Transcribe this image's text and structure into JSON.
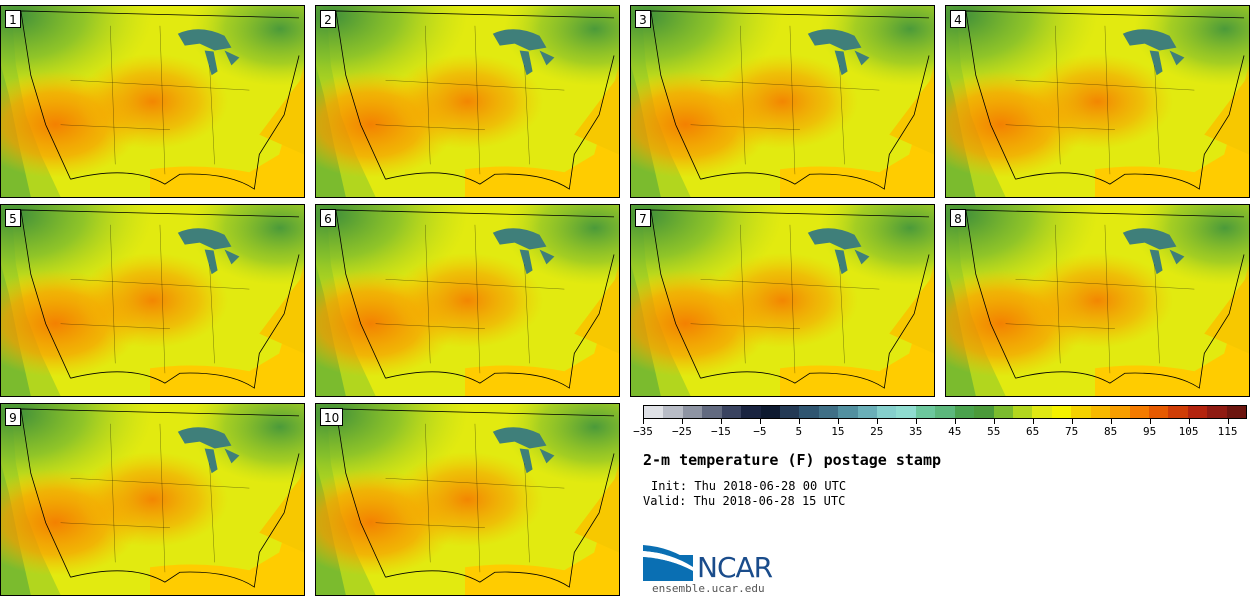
{
  "panels": [
    {
      "label": "1"
    },
    {
      "label": "2"
    },
    {
      "label": "3"
    },
    {
      "label": "4"
    },
    {
      "label": "5"
    },
    {
      "label": "6"
    },
    {
      "label": "7"
    },
    {
      "label": "8"
    },
    {
      "label": "9"
    },
    {
      "label": "10"
    }
  ],
  "colorbar": {
    "colors": [
      "#dfe1e6",
      "#b8bcc6",
      "#8e94a3",
      "#626a80",
      "#3a4360",
      "#1a2440",
      "#0e1a30",
      "#243a55",
      "#2f5570",
      "#3f6f86",
      "#5290a0",
      "#6aafb8",
      "#85cfcc",
      "#8fdcd0",
      "#6cc79d",
      "#5cb77c",
      "#4aa24d",
      "#4b9a3a",
      "#7bbb2e",
      "#b2d61e",
      "#dfe814",
      "#f4f200",
      "#f4d200",
      "#f7b900",
      "#f79e00",
      "#f47b00",
      "#e65a00",
      "#cf3d06",
      "#b3240e",
      "#8f1b12",
      "#6c150f"
    ],
    "tick_labels": [
      "−35",
      "−25",
      "−15",
      "−5",
      "5",
      "15",
      "25",
      "35",
      "45",
      "55",
      "65",
      "75",
      "85",
      "95",
      "105",
      "115"
    ],
    "min": -35,
    "max": 120,
    "step": 5
  },
  "title": "2-m temperature (F) postage stamp",
  "init": "Init: Thu 2018-06-28 00 UTC",
  "valid": "Valid: Thu 2018-06-28 15 UTC",
  "logo_text": "NCAR",
  "url": "ensemble.ucar.edu"
}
# # #
Print the full listing exactly, dropping the pictures.

● **Correct response**
Transcribe this image's text and structure into JSON.
{
  "panels": [
    {
      "label": "1"
    },
    {
      "label": "2"
    },
    {
      "label": "3"
    },
    {
      "label": "4"
    },
    {
      "label": "5"
    },
    {
      "label": "6"
    },
    {
      "label": "7"
    },
    {
      "label": "8"
    },
    {
      "label": "9"
    },
    {
      "label": "10"
    }
  ],
  "colorbar": {
    "colors": [
      "#dfe1e6",
      "#b8bcc6",
      "#8e94a3",
      "#626a80",
      "#3a4360",
      "#1a2440",
      "#0e1a30",
      "#243a55",
      "#2f5570",
      "#3f6f86",
      "#5290a0",
      "#6aafb8",
      "#85cfcc",
      "#8fdcd0",
      "#6cc79d",
      "#5cb77c",
      "#4aa24d",
      "#4b9a3a",
      "#7bbb2e",
      "#b2d61e",
      "#dfe814",
      "#f4f200",
      "#f4d200",
      "#f7b900",
      "#f79e00",
      "#f47b00",
      "#e65a00",
      "#cf3d06",
      "#b3240e",
      "#8f1b12",
      "#6c150f"
    ],
    "tick_labels": [
      "−35",
      "−25",
      "−15",
      "−5",
      "5",
      "15",
      "25",
      "35",
      "45",
      "55",
      "65",
      "75",
      "85",
      "95",
      "105",
      "115"
    ],
    "min": -35,
    "max": 120,
    "step": 5
  },
  "title": "2-m temperature (F) postage stamp",
  "init": "Init: Thu 2018-06-28 00 UTC",
  "valid": "Valid: Thu 2018-06-28 15 UTC",
  "logo_text": "NCAR",
  "url": "ensemble.ucar.edu"
}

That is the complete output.